**Directions for this task:**
Pull out every line below that holds the word "有产权学区房买卖合同".

**Available data:**
━━━━━━━━━━
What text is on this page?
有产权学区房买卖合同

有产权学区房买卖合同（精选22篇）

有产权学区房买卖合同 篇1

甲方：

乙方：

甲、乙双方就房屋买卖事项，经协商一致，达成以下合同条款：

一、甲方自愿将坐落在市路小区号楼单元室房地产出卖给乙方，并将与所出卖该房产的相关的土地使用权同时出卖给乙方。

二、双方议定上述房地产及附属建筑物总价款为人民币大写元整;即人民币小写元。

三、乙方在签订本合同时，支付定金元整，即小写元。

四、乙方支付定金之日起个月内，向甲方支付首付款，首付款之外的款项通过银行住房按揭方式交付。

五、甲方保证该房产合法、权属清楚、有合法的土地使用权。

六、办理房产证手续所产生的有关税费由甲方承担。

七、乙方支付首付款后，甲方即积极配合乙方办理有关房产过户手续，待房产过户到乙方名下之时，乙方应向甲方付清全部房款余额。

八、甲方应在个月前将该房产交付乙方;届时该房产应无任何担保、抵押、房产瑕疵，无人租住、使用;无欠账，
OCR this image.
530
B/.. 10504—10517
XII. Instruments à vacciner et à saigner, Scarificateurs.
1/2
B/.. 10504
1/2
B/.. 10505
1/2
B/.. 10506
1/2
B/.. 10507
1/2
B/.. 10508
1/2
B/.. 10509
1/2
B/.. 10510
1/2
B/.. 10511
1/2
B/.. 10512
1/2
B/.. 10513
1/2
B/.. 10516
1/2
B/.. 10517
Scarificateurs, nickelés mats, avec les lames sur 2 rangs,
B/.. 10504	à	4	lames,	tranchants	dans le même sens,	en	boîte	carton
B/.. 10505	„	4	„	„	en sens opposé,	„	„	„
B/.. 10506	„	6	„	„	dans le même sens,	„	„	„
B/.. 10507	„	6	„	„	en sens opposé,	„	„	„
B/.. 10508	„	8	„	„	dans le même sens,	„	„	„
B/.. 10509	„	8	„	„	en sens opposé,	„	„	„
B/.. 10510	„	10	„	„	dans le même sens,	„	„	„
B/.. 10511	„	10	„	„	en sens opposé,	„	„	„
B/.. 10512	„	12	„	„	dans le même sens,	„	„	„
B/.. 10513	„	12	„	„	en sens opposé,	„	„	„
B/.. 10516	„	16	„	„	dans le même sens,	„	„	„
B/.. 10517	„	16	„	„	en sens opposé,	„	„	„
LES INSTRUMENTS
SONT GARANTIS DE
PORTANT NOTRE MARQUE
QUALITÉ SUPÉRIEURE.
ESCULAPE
━━━━━━━━━━
**Written response:**
有产权学区房买卖合同
有产权学区房买卖合同（精选22篇）
有产权学区房买卖合同 篇1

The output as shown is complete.